Entries with figure data>
═══

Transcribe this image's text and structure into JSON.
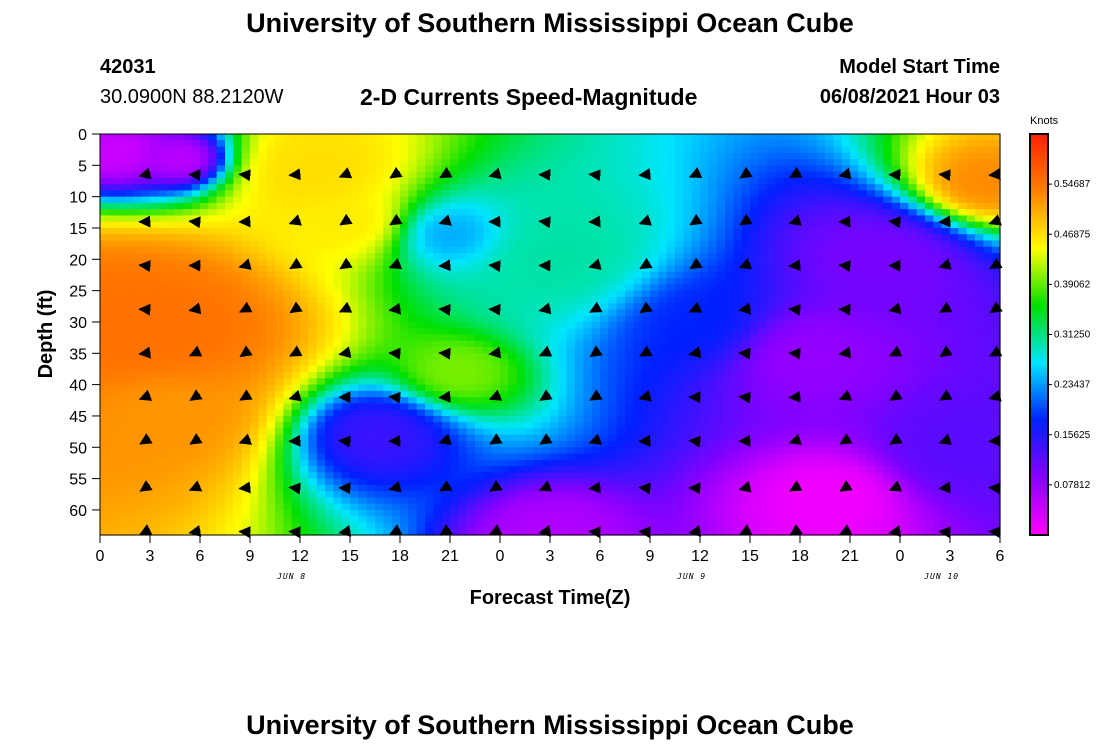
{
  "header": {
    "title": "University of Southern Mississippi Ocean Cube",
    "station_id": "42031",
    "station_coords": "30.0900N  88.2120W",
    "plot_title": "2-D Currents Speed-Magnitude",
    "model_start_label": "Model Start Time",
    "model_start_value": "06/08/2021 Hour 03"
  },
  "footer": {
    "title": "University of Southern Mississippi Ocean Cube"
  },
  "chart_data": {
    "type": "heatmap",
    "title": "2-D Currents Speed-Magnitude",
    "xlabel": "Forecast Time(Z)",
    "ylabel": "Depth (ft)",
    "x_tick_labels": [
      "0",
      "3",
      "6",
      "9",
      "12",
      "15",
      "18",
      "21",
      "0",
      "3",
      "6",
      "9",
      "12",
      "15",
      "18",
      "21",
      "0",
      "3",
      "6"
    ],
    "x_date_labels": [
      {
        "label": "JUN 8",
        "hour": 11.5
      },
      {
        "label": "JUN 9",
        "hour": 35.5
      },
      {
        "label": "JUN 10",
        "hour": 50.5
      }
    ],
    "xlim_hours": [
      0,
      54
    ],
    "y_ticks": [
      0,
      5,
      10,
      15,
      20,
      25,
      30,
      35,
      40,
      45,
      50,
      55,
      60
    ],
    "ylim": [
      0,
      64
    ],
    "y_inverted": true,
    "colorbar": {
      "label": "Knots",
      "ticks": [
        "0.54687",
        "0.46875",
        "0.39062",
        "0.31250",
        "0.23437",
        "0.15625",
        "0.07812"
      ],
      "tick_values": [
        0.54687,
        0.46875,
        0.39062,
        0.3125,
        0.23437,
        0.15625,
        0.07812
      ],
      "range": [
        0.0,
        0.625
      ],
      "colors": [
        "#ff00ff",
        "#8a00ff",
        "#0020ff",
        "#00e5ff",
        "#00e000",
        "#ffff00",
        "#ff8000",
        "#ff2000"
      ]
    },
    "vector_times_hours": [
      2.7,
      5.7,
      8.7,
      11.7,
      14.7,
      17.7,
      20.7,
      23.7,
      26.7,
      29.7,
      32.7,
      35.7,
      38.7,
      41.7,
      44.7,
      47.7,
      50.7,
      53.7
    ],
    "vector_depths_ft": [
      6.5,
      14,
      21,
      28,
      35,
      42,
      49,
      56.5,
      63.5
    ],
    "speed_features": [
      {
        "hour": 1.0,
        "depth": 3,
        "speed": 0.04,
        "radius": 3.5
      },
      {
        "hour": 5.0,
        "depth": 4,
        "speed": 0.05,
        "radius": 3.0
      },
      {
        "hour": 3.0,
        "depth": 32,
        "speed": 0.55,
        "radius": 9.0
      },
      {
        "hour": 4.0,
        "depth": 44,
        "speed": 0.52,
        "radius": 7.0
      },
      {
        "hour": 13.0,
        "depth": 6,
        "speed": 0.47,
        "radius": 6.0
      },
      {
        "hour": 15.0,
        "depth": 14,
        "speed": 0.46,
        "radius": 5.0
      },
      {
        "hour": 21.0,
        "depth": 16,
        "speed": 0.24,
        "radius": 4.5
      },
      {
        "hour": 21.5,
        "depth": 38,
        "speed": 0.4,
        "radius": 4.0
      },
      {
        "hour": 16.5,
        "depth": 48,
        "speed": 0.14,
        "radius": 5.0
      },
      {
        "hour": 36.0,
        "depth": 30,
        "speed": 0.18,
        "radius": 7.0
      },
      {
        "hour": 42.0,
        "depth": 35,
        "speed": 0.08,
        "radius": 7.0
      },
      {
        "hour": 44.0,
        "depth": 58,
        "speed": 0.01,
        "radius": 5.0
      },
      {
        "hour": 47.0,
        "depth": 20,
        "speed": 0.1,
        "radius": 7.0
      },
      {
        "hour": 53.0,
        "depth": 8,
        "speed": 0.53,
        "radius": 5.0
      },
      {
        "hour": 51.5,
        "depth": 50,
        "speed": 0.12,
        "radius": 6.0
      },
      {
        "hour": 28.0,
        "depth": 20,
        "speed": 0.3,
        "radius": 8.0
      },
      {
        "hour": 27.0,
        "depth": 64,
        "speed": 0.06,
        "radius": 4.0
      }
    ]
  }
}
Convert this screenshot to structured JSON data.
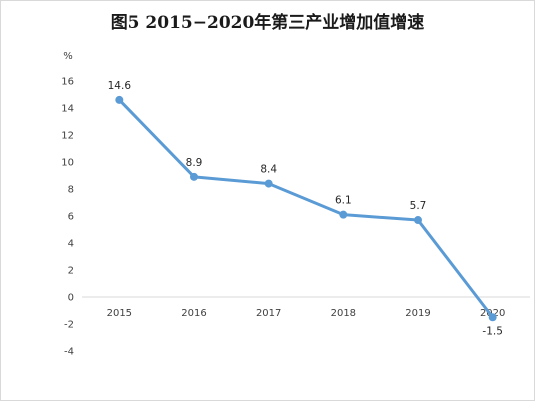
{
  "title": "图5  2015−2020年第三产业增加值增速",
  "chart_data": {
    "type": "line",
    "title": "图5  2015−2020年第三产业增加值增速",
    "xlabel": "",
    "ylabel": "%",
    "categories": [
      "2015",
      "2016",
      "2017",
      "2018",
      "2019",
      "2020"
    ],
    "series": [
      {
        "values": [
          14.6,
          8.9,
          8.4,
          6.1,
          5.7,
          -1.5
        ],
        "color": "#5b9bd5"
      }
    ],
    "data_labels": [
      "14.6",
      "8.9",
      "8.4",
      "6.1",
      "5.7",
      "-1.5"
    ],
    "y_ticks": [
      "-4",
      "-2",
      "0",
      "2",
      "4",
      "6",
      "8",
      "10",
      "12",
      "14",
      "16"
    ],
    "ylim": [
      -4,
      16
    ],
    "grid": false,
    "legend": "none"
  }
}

═══

Leave out the pictures and retype every line above exactly.

Full answer>
Transcribe this image's text and structure into JSON.
{
  "header": {
    "title": "University of Southern Mississippi Ocean Cube",
    "station_id": "42031",
    "station_coords": "30.0900N  88.2120W",
    "plot_title": "2-D Currents Speed-Magnitude",
    "model_start_label": "Model Start Time",
    "model_start_value": "06/08/2021 Hour 03"
  },
  "footer": {
    "title": "University of Southern Mississippi Ocean Cube"
  },
  "chart_data": {
    "type": "heatmap",
    "title": "2-D Currents Speed-Magnitude",
    "xlabel": "Forecast Time(Z)",
    "ylabel": "Depth (ft)",
    "x_tick_labels": [
      "0",
      "3",
      "6",
      "9",
      "12",
      "15",
      "18",
      "21",
      "0",
      "3",
      "6",
      "9",
      "12",
      "15",
      "18",
      "21",
      "0",
      "3",
      "6"
    ],
    "x_date_labels": [
      {
        "label": "JUN 8",
        "hour": 11.5
      },
      {
        "label": "JUN 9",
        "hour": 35.5
      },
      {
        "label": "JUN 10",
        "hour": 50.5
      }
    ],
    "xlim_hours": [
      0,
      54
    ],
    "y_ticks": [
      0,
      5,
      10,
      15,
      20,
      25,
      30,
      35,
      40,
      45,
      50,
      55,
      60
    ],
    "ylim": [
      0,
      64
    ],
    "y_inverted": true,
    "colorbar": {
      "label": "Knots",
      "ticks": [
        "0.54687",
        "0.46875",
        "0.39062",
        "0.31250",
        "0.23437",
        "0.15625",
        "0.07812"
      ],
      "tick_values": [
        0.54687,
        0.46875,
        0.39062,
        0.3125,
        0.23437,
        0.15625,
        0.07812
      ],
      "range": [
        0.0,
        0.625
      ],
      "colors": [
        "#ff00ff",
        "#8a00ff",
        "#0020ff",
        "#00e5ff",
        "#00e000",
        "#ffff00",
        "#ff8000",
        "#ff2000"
      ]
    },
    "vector_times_hours": [
      2.7,
      5.7,
      8.7,
      11.7,
      14.7,
      17.7,
      20.7,
      23.7,
      26.7,
      29.7,
      32.7,
      35.7,
      38.7,
      41.7,
      44.7,
      47.7,
      50.7,
      53.7
    ],
    "vector_depths_ft": [
      6.5,
      14,
      21,
      28,
      35,
      42,
      49,
      56.5,
      63.5
    ],
    "speed_features": [
      {
        "hour": 1.0,
        "depth": 3,
        "speed": 0.04,
        "radius": 3.5
      },
      {
        "hour": 5.0,
        "depth": 4,
        "speed": 0.05,
        "radius": 3.0
      },
      {
        "hour": 3.0,
        "depth": 32,
        "speed": 0.55,
        "radius": 9.0
      },
      {
        "hour": 4.0,
        "depth": 44,
        "speed": 0.52,
        "radius": 7.0
      },
      {
        "hour": 13.0,
        "depth": 6,
        "speed": 0.47,
        "radius": 6.0
      },
      {
        "hour": 15.0,
        "depth": 14,
        "speed": 0.46,
        "radius": 5.0
      },
      {
        "hour": 21.0,
        "depth": 16,
        "speed": 0.24,
        "radius": 4.5
      },
      {
        "hour": 21.5,
        "depth": 38,
        "speed": 0.4,
        "radius": 4.0
      },
      {
        "hour": 16.5,
        "depth": 48,
        "speed": 0.14,
        "radius": 5.0
      },
      {
        "hour": 36.0,
        "depth": 30,
        "speed": 0.18,
        "radius": 7.0
      },
      {
        "hour": 42.0,
        "depth": 35,
        "speed": 0.08,
        "radius": 7.0
      },
      {
        "hour": 44.0,
        "depth": 58,
        "speed": 0.01,
        "radius": 5.0
      },
      {
        "hour": 47.0,
        "depth": 20,
        "speed": 0.1,
        "radius": 7.0
      },
      {
        "hour": 53.0,
        "depth": 8,
        "speed": 0.53,
        "radius": 5.0
      },
      {
        "hour": 51.5,
        "depth": 50,
        "speed": 0.12,
        "radius": 6.0
      },
      {
        "hour": 28.0,
        "depth": 20,
        "speed": 0.3,
        "radius": 8.0
      },
      {
        "hour": 27.0,
        "depth": 64,
        "speed": 0.06,
        "radius": 4.0
      }
    ]
  }
}
Convert this screenshot to structured JSON data.
{
  "title": "图5  2015−2020年第三产业增加值增速",
  "chart_data": {
    "type": "line",
    "title": "图5  2015−2020年第三产业增加值增速",
    "xlabel": "",
    "ylabel": "%",
    "categories": [
      "2015",
      "2016",
      "2017",
      "2018",
      "2019",
      "2020"
    ],
    "series": [
      {
        "values": [
          14.6,
          8.9,
          8.4,
          6.1,
          5.7,
          -1.5
        ],
        "color": "#5b9bd5"
      }
    ],
    "data_labels": [
      "14.6",
      "8.9",
      "8.4",
      "6.1",
      "5.7",
      "-1.5"
    ],
    "y_ticks": [
      "-4",
      "-2",
      "0",
      "2",
      "4",
      "6",
      "8",
      "10",
      "12",
      "14",
      "16"
    ],
    "ylim": [
      -4,
      16
    ],
    "grid": false,
    "legend": "none"
  }
}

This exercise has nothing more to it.